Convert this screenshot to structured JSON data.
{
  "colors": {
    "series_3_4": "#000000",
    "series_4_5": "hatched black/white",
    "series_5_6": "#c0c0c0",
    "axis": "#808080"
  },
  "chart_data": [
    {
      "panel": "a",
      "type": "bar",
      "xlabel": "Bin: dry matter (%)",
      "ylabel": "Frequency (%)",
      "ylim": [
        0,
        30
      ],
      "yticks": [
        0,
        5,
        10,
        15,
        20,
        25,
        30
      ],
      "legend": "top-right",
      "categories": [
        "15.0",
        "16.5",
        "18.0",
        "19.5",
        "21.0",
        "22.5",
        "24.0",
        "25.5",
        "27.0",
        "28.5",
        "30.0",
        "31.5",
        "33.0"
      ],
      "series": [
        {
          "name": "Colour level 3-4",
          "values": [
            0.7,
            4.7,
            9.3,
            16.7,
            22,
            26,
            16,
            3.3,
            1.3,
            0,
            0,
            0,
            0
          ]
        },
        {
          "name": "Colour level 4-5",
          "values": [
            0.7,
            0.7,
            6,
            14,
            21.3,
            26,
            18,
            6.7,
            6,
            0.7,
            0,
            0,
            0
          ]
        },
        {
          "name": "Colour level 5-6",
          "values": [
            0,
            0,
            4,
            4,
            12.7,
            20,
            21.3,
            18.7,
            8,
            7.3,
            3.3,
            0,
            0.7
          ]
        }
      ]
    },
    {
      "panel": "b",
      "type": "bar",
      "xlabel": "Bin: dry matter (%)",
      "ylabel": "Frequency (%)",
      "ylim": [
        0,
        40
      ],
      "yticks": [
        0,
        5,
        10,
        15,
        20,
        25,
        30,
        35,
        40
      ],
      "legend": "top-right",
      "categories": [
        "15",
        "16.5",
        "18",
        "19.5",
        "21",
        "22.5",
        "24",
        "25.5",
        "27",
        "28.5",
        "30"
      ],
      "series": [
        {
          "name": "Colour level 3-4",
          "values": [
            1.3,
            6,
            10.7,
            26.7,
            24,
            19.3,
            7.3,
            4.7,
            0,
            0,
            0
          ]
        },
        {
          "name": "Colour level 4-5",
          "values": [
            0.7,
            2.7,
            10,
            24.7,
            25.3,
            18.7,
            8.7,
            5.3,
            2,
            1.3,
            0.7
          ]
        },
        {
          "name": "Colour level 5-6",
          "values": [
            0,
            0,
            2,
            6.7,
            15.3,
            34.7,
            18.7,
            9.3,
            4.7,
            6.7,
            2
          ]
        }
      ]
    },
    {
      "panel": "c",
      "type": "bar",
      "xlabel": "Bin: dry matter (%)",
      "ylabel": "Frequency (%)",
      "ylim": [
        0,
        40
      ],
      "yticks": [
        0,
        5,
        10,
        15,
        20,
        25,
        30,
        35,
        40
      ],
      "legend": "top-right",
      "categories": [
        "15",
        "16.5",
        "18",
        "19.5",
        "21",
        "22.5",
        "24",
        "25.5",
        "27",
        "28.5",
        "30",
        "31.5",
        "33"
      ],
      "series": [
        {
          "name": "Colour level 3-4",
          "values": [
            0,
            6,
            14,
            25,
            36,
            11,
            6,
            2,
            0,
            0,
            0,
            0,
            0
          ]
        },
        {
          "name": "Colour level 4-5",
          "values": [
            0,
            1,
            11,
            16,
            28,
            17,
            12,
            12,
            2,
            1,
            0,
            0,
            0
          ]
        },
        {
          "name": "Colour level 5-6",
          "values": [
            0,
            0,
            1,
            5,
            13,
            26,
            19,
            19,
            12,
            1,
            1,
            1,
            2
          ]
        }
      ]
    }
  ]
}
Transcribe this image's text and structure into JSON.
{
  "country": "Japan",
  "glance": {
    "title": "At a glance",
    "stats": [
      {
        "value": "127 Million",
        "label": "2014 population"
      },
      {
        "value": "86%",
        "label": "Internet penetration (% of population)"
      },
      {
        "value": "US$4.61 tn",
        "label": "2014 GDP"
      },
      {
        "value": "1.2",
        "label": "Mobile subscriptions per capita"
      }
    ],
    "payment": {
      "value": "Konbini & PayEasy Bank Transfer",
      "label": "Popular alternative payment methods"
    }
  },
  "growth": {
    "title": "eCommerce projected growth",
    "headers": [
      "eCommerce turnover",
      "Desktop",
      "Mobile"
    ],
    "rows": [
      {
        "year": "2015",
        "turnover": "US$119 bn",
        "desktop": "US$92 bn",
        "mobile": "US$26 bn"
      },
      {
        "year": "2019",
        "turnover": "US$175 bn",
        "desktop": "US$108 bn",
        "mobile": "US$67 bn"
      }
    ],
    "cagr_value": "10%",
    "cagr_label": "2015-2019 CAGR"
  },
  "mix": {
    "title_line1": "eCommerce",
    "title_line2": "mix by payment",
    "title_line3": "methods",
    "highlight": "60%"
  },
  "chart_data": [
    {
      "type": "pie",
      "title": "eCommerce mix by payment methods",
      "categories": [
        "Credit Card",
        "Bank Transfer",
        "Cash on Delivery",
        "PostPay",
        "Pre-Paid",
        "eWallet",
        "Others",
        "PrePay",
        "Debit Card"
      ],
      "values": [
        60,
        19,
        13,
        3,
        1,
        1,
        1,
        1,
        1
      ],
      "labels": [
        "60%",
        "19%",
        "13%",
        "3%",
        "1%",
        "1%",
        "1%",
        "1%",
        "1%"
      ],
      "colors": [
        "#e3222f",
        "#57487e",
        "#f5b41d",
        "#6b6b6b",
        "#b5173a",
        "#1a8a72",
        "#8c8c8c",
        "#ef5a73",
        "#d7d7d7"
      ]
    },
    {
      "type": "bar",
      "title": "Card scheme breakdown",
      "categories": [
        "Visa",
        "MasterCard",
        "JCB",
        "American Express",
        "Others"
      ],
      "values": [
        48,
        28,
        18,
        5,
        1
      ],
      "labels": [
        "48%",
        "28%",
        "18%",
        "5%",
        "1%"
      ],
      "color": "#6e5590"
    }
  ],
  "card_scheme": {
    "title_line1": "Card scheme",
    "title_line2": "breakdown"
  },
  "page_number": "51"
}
◇ ◇ ◇ ◇ ◇
Retype the whole listing above exactly.

Convert this screenshot to structured JSON data.
{
  "colors": {
    "series_3_4": "#000000",
    "series_4_5": "hatched black/white",
    "series_5_6": "#c0c0c0",
    "axis": "#808080"
  },
  "chart_data": [
    {
      "panel": "a",
      "type": "bar",
      "xlabel": "Bin: dry matter (%)",
      "ylabel": "Frequency (%)",
      "ylim": [
        0,
        30
      ],
      "yticks": [
        0,
        5,
        10,
        15,
        20,
        25,
        30
      ],
      "legend": "top-right",
      "categories": [
        "15.0",
        "16.5",
        "18.0",
        "19.5",
        "21.0",
        "22.5",
        "24.0",
        "25.5",
        "27.0",
        "28.5",
        "30.0",
        "31.5",
        "33.0"
      ],
      "series": [
        {
          "name": "Colour level 3-4",
          "values": [
            0.7,
            4.7,
            9.3,
            16.7,
            22,
            26,
            16,
            3.3,
            1.3,
            0,
            0,
            0,
            0
          ]
        },
        {
          "name": "Colour level 4-5",
          "values": [
            0.7,
            0.7,
            6,
            14,
            21.3,
            26,
            18,
            6.7,
            6,
            0.7,
            0,
            0,
            0
          ]
        },
        {
          "name": "Colour level 5-6",
          "values": [
            0,
            0,
            4,
            4,
            12.7,
            20,
            21.3,
            18.7,
            8,
            7.3,
            3.3,
            0,
            0.7
          ]
        }
      ]
    },
    {
      "panel": "b",
      "type": "bar",
      "xlabel": "Bin: dry matter (%)",
      "ylabel": "Frequency (%)",
      "ylim": [
        0,
        40
      ],
      "yticks": [
        0,
        5,
        10,
        15,
        20,
        25,
        30,
        35,
        40
      ],
      "legend": "top-right",
      "categories": [
        "15",
        "16.5",
        "18",
        "19.5",
        "21",
        "22.5",
        "24",
        "25.5",
        "27",
        "28.5",
        "30"
      ],
      "series": [
        {
          "name": "Colour level 3-4",
          "values": [
            1.3,
            6,
            10.7,
            26.7,
            24,
            19.3,
            7.3,
            4.7,
            0,
            0,
            0
          ]
        },
        {
          "name": "Colour level 4-5",
          "values": [
            0.7,
            2.7,
            10,
            24.7,
            25.3,
            18.7,
            8.7,
            5.3,
            2,
            1.3,
            0.7
          ]
        },
        {
          "name": "Colour level 5-6",
          "values": [
            0,
            0,
            2,
            6.7,
            15.3,
            34.7,
            18.7,
            9.3,
            4.7,
            6.7,
            2
          ]
        }
      ]
    },
    {
      "panel": "c",
      "type": "bar",
      "xlabel": "Bin: dry matter (%)",
      "ylabel": "Frequency (%)",
      "ylim": [
        0,
        40
      ],
      "yticks": [
        0,
        5,
        10,
        15,
        20,
        25,
        30,
        35,
        40
      ],
      "legend": "top-right",
      "categories": [
        "15",
        "16.5",
        "18",
        "19.5",
        "21",
        "22.5",
        "24",
        "25.5",
        "27",
        "28.5",
        "30",
        "31.5",
        "33"
      ],
      "series": [
        {
          "name": "Colour level 3-4",
          "values": [
            0,
            6,
            14,
            25,
            36,
            11,
            6,
            2,
            0,
            0,
            0,
            0,
            0
          ]
        },
        {
          "name": "Colour level 4-5",
          "values": [
            0,
            1,
            11,
            16,
            28,
            17,
            12,
            12,
            2,
            1,
            0,
            0,
            0
          ]
        },
        {
          "name": "Colour level 5-6",
          "values": [
            0,
            0,
            1,
            5,
            13,
            26,
            19,
            19,
            12,
            1,
            1,
            1,
            2
          ]
        }
      ]
    }
  ]
}
Transcribe this image's text and structure into JSON.
{
  "country": "Japan",
  "glance": {
    "title": "At a glance",
    "stats": [
      {
        "value": "127 Million",
        "label": "2014 population"
      },
      {
        "value": "86%",
        "label": "Internet penetration (% of population)"
      },
      {
        "value": "US$4.61 tn",
        "label": "2014 GDP"
      },
      {
        "value": "1.2",
        "label": "Mobile subscriptions per capita"
      }
    ],
    "payment": {
      "value": "Konbini & PayEasy Bank Transfer",
      "label": "Popular alternative payment methods"
    }
  },
  "growth": {
    "title": "eCommerce projected growth",
    "headers": [
      "eCommerce turnover",
      "Desktop",
      "Mobile"
    ],
    "rows": [
      {
        "year": "2015",
        "turnover": "US$119 bn",
        "desktop": "US$92 bn",
        "mobile": "US$26 bn"
      },
      {
        "year": "2019",
        "turnover": "US$175 bn",
        "desktop": "US$108 bn",
        "mobile": "US$67 bn"
      }
    ],
    "cagr_value": "10%",
    "cagr_label": "2015-2019 CAGR"
  },
  "mix": {
    "title_line1": "eCommerce",
    "title_line2": "mix by payment",
    "title_line3": "methods",
    "highlight": "60%"
  },
  "chart_data": [
    {
      "type": "pie",
      "title": "eCommerce mix by payment methods",
      "categories": [
        "Credit Card",
        "Bank Transfer",
        "Cash on Delivery",
        "PostPay",
        "Pre-Paid",
        "eWallet",
        "Others",
        "PrePay",
        "Debit Card"
      ],
      "values": [
        60,
        19,
        13,
        3,
        1,
        1,
        1,
        1,
        1
      ],
      "labels": [
        "60%",
        "19%",
        "13%",
        "3%",
        "1%",
        "1%",
        "1%",
        "1%",
        "1%"
      ],
      "colors": [
        "#e3222f",
        "#57487e",
        "#f5b41d",
        "#6b6b6b",
        "#b5173a",
        "#1a8a72",
        "#8c8c8c",
        "#ef5a73",
        "#d7d7d7"
      ]
    },
    {
      "type": "bar",
      "title": "Card scheme breakdown",
      "categories": [
        "Visa",
        "MasterCard",
        "JCB",
        "American Express",
        "Others"
      ],
      "values": [
        48,
        28,
        18,
        5,
        1
      ],
      "labels": [
        "48%",
        "28%",
        "18%",
        "5%",
        "1%"
      ],
      "color": "#6e5590"
    }
  ],
  "card_scheme": {
    "title_line1": "Card scheme",
    "title_line2": "breakdown"
  },
  "page_number": "51"
}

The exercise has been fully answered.